→ **DIRECTIVE**: Reproduce each line exactly, including spacing and punctuation.

→ **EXERCISE MATERIALS**:
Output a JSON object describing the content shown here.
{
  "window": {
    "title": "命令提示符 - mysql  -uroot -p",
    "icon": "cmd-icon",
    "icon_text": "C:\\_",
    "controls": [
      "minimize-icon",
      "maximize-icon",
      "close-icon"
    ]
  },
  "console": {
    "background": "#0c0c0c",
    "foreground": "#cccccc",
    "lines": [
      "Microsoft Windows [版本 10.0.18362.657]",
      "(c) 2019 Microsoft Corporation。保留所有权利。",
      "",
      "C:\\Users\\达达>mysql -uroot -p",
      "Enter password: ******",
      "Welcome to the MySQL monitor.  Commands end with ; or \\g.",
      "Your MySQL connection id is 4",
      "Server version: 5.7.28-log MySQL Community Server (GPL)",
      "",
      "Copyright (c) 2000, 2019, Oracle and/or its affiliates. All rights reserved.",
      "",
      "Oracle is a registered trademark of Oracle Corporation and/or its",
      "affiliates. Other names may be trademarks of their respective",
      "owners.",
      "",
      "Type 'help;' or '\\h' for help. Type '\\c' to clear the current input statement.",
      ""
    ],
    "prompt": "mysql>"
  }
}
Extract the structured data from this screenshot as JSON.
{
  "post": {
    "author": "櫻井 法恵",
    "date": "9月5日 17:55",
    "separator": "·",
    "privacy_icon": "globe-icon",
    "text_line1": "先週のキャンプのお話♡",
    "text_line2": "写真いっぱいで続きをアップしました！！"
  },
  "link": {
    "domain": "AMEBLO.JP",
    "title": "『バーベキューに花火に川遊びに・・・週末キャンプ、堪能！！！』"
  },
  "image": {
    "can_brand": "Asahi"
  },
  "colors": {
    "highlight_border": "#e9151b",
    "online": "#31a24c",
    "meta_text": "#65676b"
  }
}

→ **TASK SOLUTION**:
Output a JSON object describing the content shown here.
{
  "window": {
    "title": "命令提示符 - mysql  -uroot -p",
    "icon": "cmd-icon",
    "icon_text": "C:\\_",
    "controls": [
      "minimize-icon",
      "maximize-icon",
      "close-icon"
    ]
  },
  "console": {
    "background": "#0c0c0c",
    "foreground": "#cccccc",
    "lines": [
      "Microsoft Windows [版本 10.0.18362.657]",
      "(c) 2019 Microsoft Corporation。保留所有权利。",
      "",
      "C:\\Users\\达达>mysql -uroot -p",
      "Enter password: ******",
      "Welcome to the MySQL monitor.  Commands end with ; or \\g.",
      "Your MySQL connection id is 4",
      "Server version: 5.7.28-log MySQL Community Server (GPL)",
      "",
      "Copyright (c) 2000, 2019, Oracle and/or its affiliates. All rights reserved.",
      "",
      "Oracle is a registered trademark of Oracle Corporation and/or its",
      "affiliates. Other names may be trademarks of their respective",
      "owners.",
      "",
      "Type 'help;' or '\\h' for help. Type '\\c' to clear the current input statement.",
      ""
    ],
    "prompt": "mysql>"
  }
}
Extract the structured data from this screenshot as JSON.
{
  "post": {
    "author": "櫻井 法恵",
    "date": "9月5日 17:55",
    "separator": "·",
    "privacy_icon": "globe-icon",
    "text_line1": "先週のキャンプのお話♡",
    "text_line2": "写真いっぱいで続きをアップしました！！"
  },
  "link": {
    "domain": "AMEBLO.JP",
    "title": "『バーベキューに花火に川遊びに・・・週末キャンプ、堪能！！！』"
  },
  "image": {
    "can_brand": "Asahi"
  },
  "colors": {
    "highlight_border": "#e9151b",
    "online": "#31a24c",
    "meta_text": "#65676b"
  }
}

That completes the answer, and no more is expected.